### DIRECTIONS
Print the entries in full, word for word, but not the pictures.

Figure record extracts:
— begin —

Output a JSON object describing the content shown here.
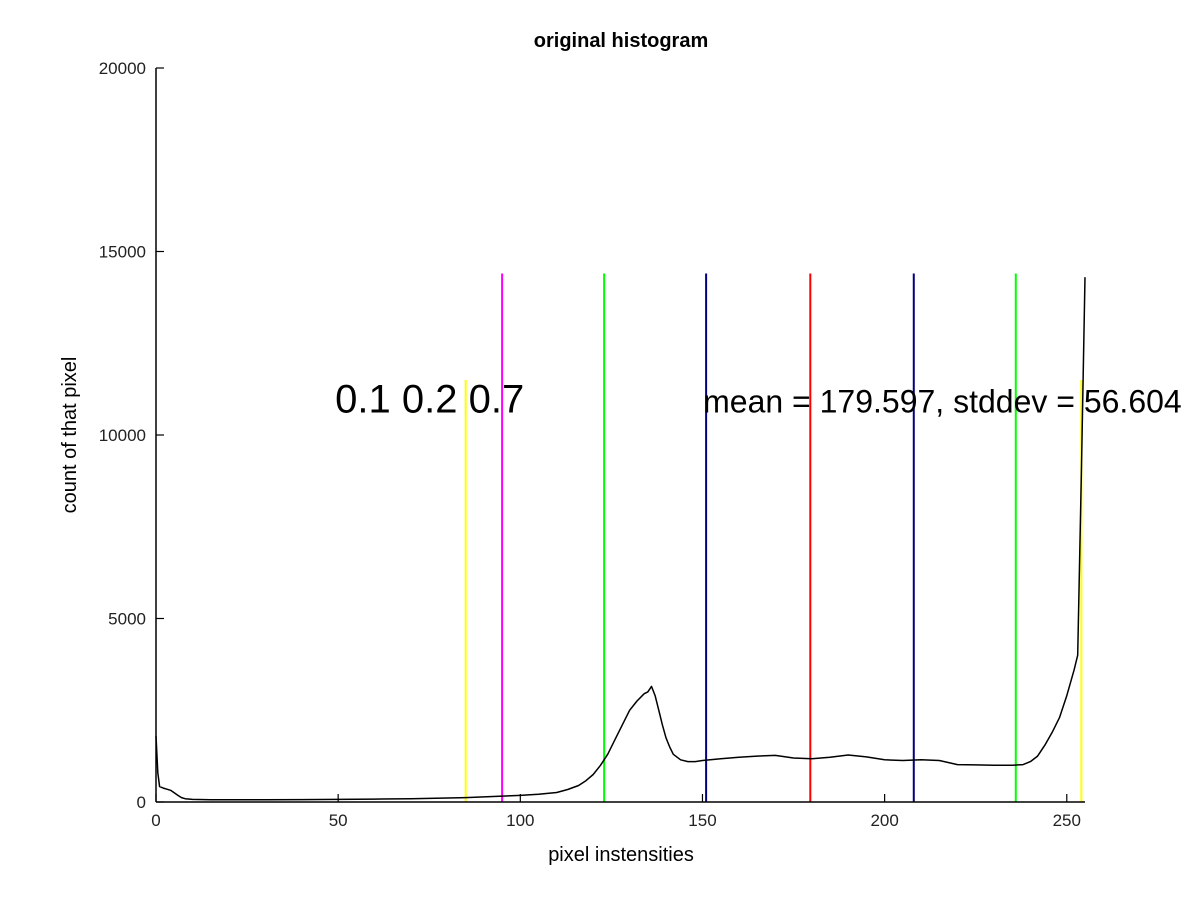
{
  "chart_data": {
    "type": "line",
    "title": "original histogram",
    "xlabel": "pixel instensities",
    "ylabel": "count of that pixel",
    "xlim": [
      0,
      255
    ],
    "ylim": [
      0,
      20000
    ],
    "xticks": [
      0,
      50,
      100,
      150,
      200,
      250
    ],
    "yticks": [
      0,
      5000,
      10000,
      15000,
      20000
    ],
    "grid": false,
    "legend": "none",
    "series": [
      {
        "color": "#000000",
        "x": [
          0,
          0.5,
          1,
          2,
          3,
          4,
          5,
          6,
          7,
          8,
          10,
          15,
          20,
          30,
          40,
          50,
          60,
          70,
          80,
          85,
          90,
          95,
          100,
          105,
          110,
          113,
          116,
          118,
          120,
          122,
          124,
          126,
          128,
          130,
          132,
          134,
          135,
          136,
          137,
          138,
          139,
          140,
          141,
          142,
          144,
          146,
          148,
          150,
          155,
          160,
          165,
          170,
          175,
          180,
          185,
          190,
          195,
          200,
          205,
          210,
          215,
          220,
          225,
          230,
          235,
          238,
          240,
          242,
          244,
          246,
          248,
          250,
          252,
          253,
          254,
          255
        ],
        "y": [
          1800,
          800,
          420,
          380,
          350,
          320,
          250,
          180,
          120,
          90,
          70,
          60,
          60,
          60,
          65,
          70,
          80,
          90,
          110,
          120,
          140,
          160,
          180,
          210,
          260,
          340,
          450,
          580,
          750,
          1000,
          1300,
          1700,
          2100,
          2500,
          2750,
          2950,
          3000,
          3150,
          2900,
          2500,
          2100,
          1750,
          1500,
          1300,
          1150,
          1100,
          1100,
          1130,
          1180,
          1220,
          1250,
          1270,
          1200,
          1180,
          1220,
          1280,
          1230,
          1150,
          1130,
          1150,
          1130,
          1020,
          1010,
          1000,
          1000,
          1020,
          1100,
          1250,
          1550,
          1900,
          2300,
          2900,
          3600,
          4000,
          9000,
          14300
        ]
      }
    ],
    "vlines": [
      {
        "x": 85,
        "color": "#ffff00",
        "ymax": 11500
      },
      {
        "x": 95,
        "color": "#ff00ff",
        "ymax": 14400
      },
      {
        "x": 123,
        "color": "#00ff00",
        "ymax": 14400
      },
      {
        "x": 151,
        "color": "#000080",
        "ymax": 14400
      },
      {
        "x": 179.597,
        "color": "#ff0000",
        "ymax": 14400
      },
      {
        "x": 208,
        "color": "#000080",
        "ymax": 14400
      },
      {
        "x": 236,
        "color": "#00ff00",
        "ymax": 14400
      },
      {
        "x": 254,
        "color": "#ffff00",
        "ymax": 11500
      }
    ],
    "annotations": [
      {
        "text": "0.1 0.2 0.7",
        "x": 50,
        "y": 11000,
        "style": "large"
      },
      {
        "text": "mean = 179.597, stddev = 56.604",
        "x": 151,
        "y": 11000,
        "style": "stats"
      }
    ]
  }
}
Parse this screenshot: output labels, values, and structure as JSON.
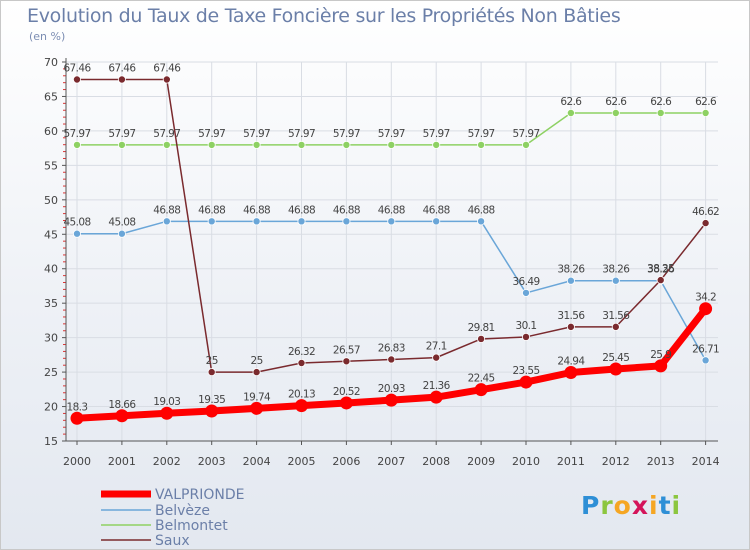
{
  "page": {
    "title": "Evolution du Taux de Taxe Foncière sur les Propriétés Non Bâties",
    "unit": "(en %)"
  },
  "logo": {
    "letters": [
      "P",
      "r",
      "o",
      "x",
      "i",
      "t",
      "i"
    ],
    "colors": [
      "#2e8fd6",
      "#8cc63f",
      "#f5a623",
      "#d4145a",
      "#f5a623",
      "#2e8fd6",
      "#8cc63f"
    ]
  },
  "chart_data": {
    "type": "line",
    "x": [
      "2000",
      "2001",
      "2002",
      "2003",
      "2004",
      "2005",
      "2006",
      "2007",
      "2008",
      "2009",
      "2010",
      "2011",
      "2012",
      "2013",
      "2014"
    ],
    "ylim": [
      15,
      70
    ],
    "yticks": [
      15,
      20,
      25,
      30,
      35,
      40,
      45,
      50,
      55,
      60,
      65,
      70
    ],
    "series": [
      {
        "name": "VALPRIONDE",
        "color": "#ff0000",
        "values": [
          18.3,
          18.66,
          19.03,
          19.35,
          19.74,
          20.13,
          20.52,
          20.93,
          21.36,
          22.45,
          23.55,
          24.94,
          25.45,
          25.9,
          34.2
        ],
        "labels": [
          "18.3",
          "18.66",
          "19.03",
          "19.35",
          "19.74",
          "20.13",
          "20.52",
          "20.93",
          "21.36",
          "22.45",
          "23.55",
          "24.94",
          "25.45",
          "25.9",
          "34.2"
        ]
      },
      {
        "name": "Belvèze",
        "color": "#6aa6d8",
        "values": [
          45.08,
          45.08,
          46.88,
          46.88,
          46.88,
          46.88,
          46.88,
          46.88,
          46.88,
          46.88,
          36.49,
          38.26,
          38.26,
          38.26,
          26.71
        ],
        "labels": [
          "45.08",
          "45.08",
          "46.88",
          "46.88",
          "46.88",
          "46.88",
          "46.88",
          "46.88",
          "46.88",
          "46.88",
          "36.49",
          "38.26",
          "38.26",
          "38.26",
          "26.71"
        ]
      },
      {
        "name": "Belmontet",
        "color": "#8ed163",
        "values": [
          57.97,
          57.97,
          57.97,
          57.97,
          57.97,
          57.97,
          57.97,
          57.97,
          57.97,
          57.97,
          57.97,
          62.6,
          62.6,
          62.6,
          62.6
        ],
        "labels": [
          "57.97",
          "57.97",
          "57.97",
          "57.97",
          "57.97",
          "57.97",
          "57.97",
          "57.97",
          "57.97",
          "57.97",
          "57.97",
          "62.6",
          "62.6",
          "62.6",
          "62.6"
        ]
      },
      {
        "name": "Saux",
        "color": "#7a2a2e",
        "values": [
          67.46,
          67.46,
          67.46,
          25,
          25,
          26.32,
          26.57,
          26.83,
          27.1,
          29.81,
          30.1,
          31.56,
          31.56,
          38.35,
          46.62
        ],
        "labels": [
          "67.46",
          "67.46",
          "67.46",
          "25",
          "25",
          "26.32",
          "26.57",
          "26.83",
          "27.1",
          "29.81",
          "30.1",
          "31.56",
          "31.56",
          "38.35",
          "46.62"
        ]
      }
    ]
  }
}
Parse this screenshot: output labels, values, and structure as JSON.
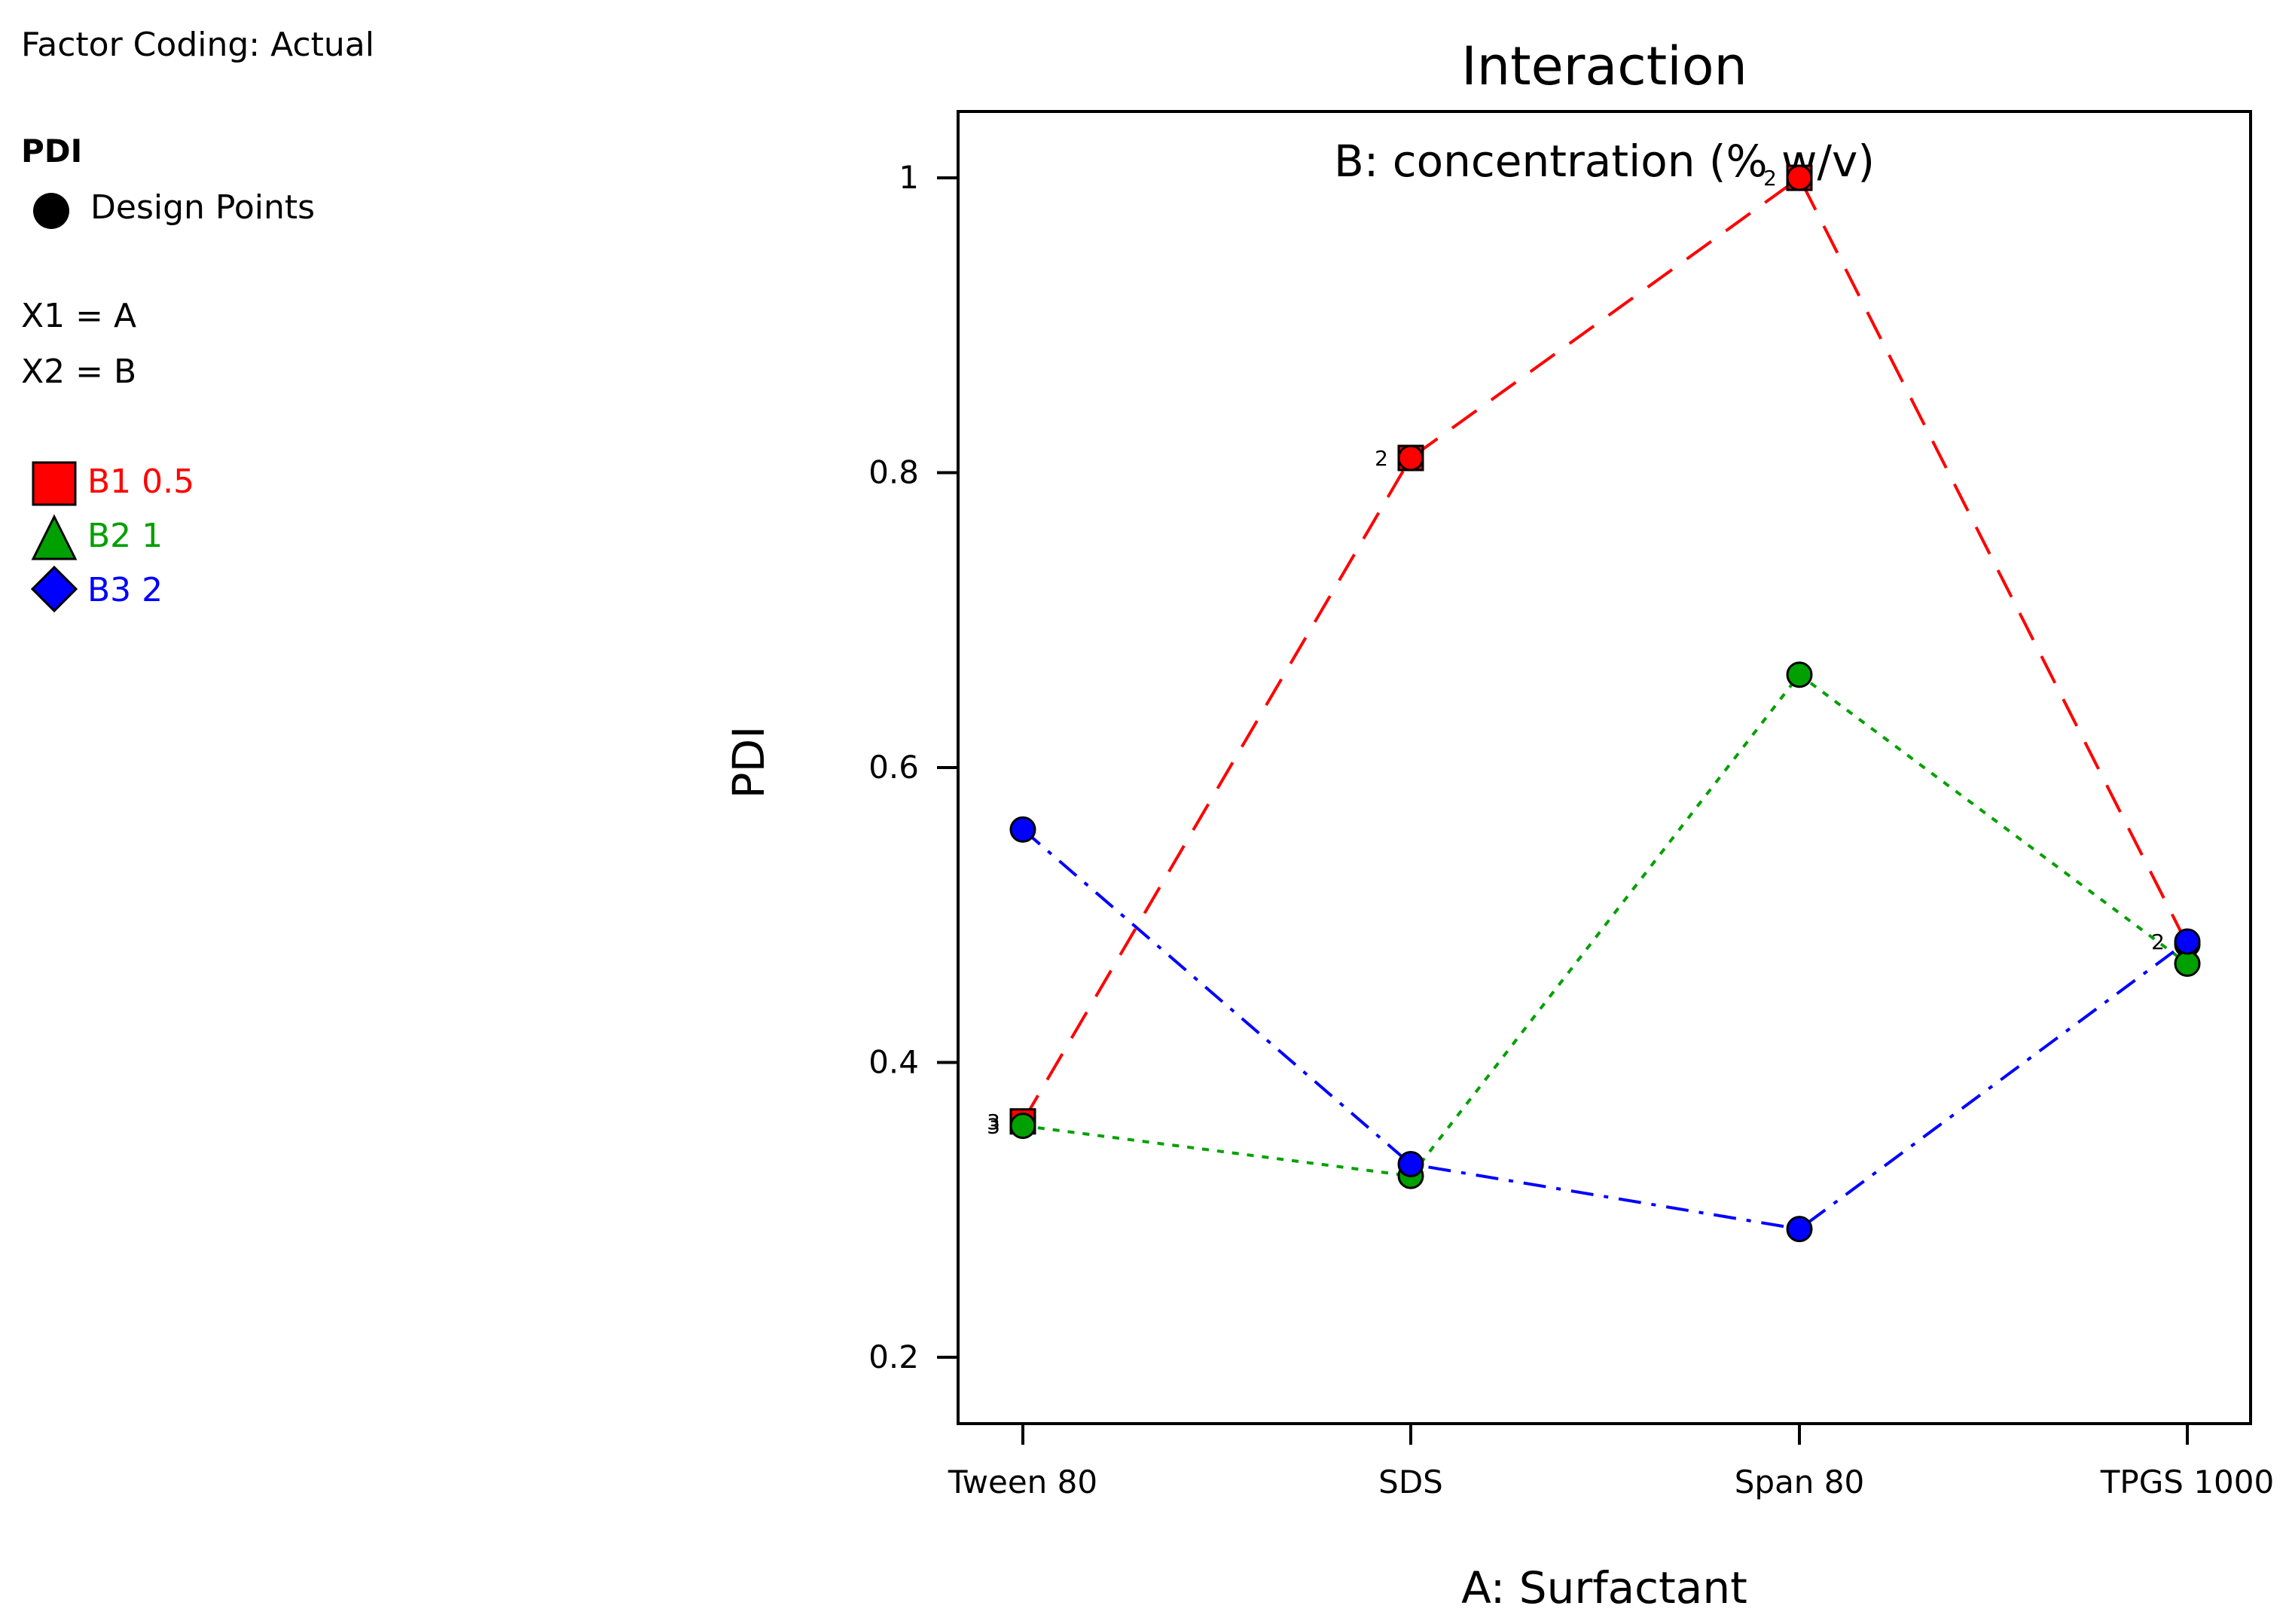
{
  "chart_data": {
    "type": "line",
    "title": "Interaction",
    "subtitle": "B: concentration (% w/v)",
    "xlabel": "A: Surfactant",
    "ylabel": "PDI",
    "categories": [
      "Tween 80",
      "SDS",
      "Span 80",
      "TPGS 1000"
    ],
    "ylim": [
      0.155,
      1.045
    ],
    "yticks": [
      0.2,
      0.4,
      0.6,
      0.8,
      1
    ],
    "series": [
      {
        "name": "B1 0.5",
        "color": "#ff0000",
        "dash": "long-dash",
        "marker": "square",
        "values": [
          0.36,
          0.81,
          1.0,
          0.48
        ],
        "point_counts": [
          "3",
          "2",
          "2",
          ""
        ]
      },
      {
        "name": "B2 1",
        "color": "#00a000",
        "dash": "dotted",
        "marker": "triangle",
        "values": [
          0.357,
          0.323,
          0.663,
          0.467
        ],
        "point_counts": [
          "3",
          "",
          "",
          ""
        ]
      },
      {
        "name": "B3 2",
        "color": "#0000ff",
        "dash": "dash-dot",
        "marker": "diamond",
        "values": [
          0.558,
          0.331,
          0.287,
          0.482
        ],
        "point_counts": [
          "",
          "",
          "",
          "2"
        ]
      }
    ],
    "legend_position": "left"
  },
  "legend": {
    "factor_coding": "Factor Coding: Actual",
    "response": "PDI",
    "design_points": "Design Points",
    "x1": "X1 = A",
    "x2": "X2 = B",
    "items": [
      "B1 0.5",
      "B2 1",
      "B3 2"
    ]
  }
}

— end —

### TASK RESULT
Output a JSON object describing the content shown here.
{
  "chart_data": {
    "type": "line",
    "title": "original histogram",
    "xlabel": "pixel instensities",
    "ylabel": "count of that pixel",
    "xlim": [
      0,
      255
    ],
    "ylim": [
      0,
      20000
    ],
    "xticks": [
      0,
      50,
      100,
      150,
      200,
      250
    ],
    "yticks": [
      0,
      5000,
      10000,
      15000,
      20000
    ],
    "grid": false,
    "legend": "none",
    "series": [
      {
        "color": "#000000",
        "x": [
          0,
          0.5,
          1,
          2,
          3,
          4,
          5,
          6,
          7,
          8,
          10,
          15,
          20,
          30,
          40,
          50,
          60,
          70,
          80,
          85,
          90,
          95,
          100,
          105,
          110,
          113,
          116,
          118,
          120,
          122,
          124,
          126,
          128,
          130,
          132,
          134,
          135,
          136,
          137,
          138,
          139,
          140,
          141,
          142,
          144,
          146,
          148,
          150,
          155,
          160,
          165,
          170,
          175,
          180,
          185,
          190,
          195,
          200,
          205,
          210,
          215,
          220,
          225,
          230,
          235,
          238,
          240,
          242,
          244,
          246,
          248,
          250,
          252,
          253,
          254,
          255
        ],
        "y": [
          1800,
          800,
          420,
          380,
          350,
          320,
          250,
          180,
          120,
          90,
          70,
          60,
          60,
          60,
          65,
          70,
          80,
          90,
          110,
          120,
          140,
          160,
          180,
          210,
          260,
          340,
          450,
          580,
          750,
          1000,
          1300,
          1700,
          2100,
          2500,
          2750,
          2950,
          3000,
          3150,
          2900,
          2500,
          2100,
          1750,
          1500,
          1300,
          1150,
          1100,
          1100,
          1130,
          1180,
          1220,
          1250,
          1270,
          1200,
          1180,
          1220,
          1280,
          1230,
          1150,
          1130,
          1150,
          1130,
          1020,
          1010,
          1000,
          1000,
          1020,
          1100,
          1250,
          1550,
          1900,
          2300,
          2900,
          3600,
          4000,
          9000,
          14300
        ]
      }
    ],
    "vlines": [
      {
        "x": 85,
        "color": "#ffff00",
        "ymax": 11500
      },
      {
        "x": 95,
        "color": "#ff00ff",
        "ymax": 14400
      },
      {
        "x": 123,
        "color": "#00ff00",
        "ymax": 14400
      },
      {
        "x": 151,
        "color": "#000080",
        "ymax": 14400
      },
      {
        "x": 179.597,
        "color": "#ff0000",
        "ymax": 14400
      },
      {
        "x": 208,
        "color": "#000080",
        "ymax": 14400
      },
      {
        "x": 236,
        "color": "#00ff00",
        "ymax": 14400
      },
      {
        "x": 254,
        "color": "#ffff00",
        "ymax": 11500
      }
    ],
    "annotations": [
      {
        "text": "0.1 0.2 0.7",
        "x": 50,
        "y": 11000,
        "style": "large"
      },
      {
        "text": "mean = 179.597, stddev = 56.604",
        "x": 151,
        "y": 11000,
        "style": "stats"
      }
    ]
  }
}
Parse this screenshot: output labels, values, and structure as JSON.
{
  "page": {
    "title": "Evolution du Taux de Taxe Foncière sur les Propriétés Non Bâties",
    "unit": "(en %)"
  },
  "logo": {
    "letters": [
      "P",
      "r",
      "o",
      "x",
      "i",
      "t",
      "i"
    ],
    "colors": [
      "#2e8fd6",
      "#8cc63f",
      "#f5a623",
      "#d4145a",
      "#f5a623",
      "#2e8fd6",
      "#8cc63f"
    ]
  },
  "chart_data": {
    "type": "line",
    "x": [
      "2000",
      "2001",
      "2002",
      "2003",
      "2004",
      "2005",
      "2006",
      "2007",
      "2008",
      "2009",
      "2010",
      "2011",
      "2012",
      "2013",
      "2014"
    ],
    "ylim": [
      15,
      70
    ],
    "yticks": [
      15,
      20,
      25,
      30,
      35,
      40,
      45,
      50,
      55,
      60,
      65,
      70
    ],
    "series": [
      {
        "name": "VALPRIONDE",
        "color": "#ff0000",
        "values": [
          18.3,
          18.66,
          19.03,
          19.35,
          19.74,
          20.13,
          20.52,
          20.93,
          21.36,
          22.45,
          23.55,
          24.94,
          25.45,
          25.9,
          34.2
        ],
        "labels": [
          "18.3",
          "18.66",
          "19.03",
          "19.35",
          "19.74",
          "20.13",
          "20.52",
          "20.93",
          "21.36",
          "22.45",
          "23.55",
          "24.94",
          "25.45",
          "25.9",
          "34.2"
        ]
      },
      {
        "name": "Belvèze",
        "color": "#6aa6d8",
        "values": [
          45.08,
          45.08,
          46.88,
          46.88,
          46.88,
          46.88,
          46.88,
          46.88,
          46.88,
          46.88,
          36.49,
          38.26,
          38.26,
          38.26,
          26.71
        ],
        "labels": [
          "45.08",
          "45.08",
          "46.88",
          "46.88",
          "46.88",
          "46.88",
          "46.88",
          "46.88",
          "46.88",
          "46.88",
          "36.49",
          "38.26",
          "38.26",
          "38.26",
          "26.71"
        ]
      },
      {
        "name": "Belmontet",
        "color": "#8ed163",
        "values": [
          57.97,
          57.97,
          57.97,
          57.97,
          57.97,
          57.97,
          57.97,
          57.97,
          57.97,
          57.97,
          57.97,
          62.6,
          62.6,
          62.6,
          62.6
        ],
        "labels": [
          "57.97",
          "57.97",
          "57.97",
          "57.97",
          "57.97",
          "57.97",
          "57.97",
          "57.97",
          "57.97",
          "57.97",
          "57.97",
          "62.6",
          "62.6",
          "62.6",
          "62.6"
        ]
      },
      {
        "name": "Saux",
        "color": "#7a2a2e",
        "values": [
          67.46,
          67.46,
          67.46,
          25,
          25,
          26.32,
          26.57,
          26.83,
          27.1,
          29.81,
          30.1,
          31.56,
          31.56,
          38.35,
          46.62
        ],
        "labels": [
          "67.46",
          "67.46",
          "67.46",
          "25",
          "25",
          "26.32",
          "26.57",
          "26.83",
          "27.1",
          "29.81",
          "30.1",
          "31.56",
          "31.56",
          "38.35",
          "46.62"
        ]
      }
    ]
  }
}
Parse this screenshot: output labels, values, and structure as JSON.
{
  "chart_data": {
    "type": "line",
    "title": "Interaction",
    "subtitle": "B: concentration (% w/v)",
    "xlabel": "A: Surfactant",
    "ylabel": "PDI",
    "categories": [
      "Tween 80",
      "SDS",
      "Span 80",
      "TPGS 1000"
    ],
    "ylim": [
      0.155,
      1.045
    ],
    "yticks": [
      0.2,
      0.4,
      0.6,
      0.8,
      1
    ],
    "series": [
      {
        "name": "B1 0.5",
        "color": "#ff0000",
        "dash": "long-dash",
        "marker": "square",
        "values": [
          0.36,
          0.81,
          1.0,
          0.48
        ],
        "point_counts": [
          "3",
          "2",
          "2",
          ""
        ]
      },
      {
        "name": "B2 1",
        "color": "#00a000",
        "dash": "dotted",
        "marker": "triangle",
        "values": [
          0.357,
          0.323,
          0.663,
          0.467
        ],
        "point_counts": [
          "3",
          "",
          "",
          ""
        ]
      },
      {
        "name": "B3 2",
        "color": "#0000ff",
        "dash": "dash-dot",
        "marker": "diamond",
        "values": [
          0.558,
          0.331,
          0.287,
          0.482
        ],
        "point_counts": [
          "",
          "",
          "",
          "2"
        ]
      }
    ],
    "legend_position": "left"
  },
  "legend": {
    "factor_coding": "Factor Coding: Actual",
    "response": "PDI",
    "design_points": "Design Points",
    "x1": "X1 = A",
    "x2": "X2 = B",
    "items": [
      "B1 0.5",
      "B2 1",
      "B3 2"
    ]
  }
}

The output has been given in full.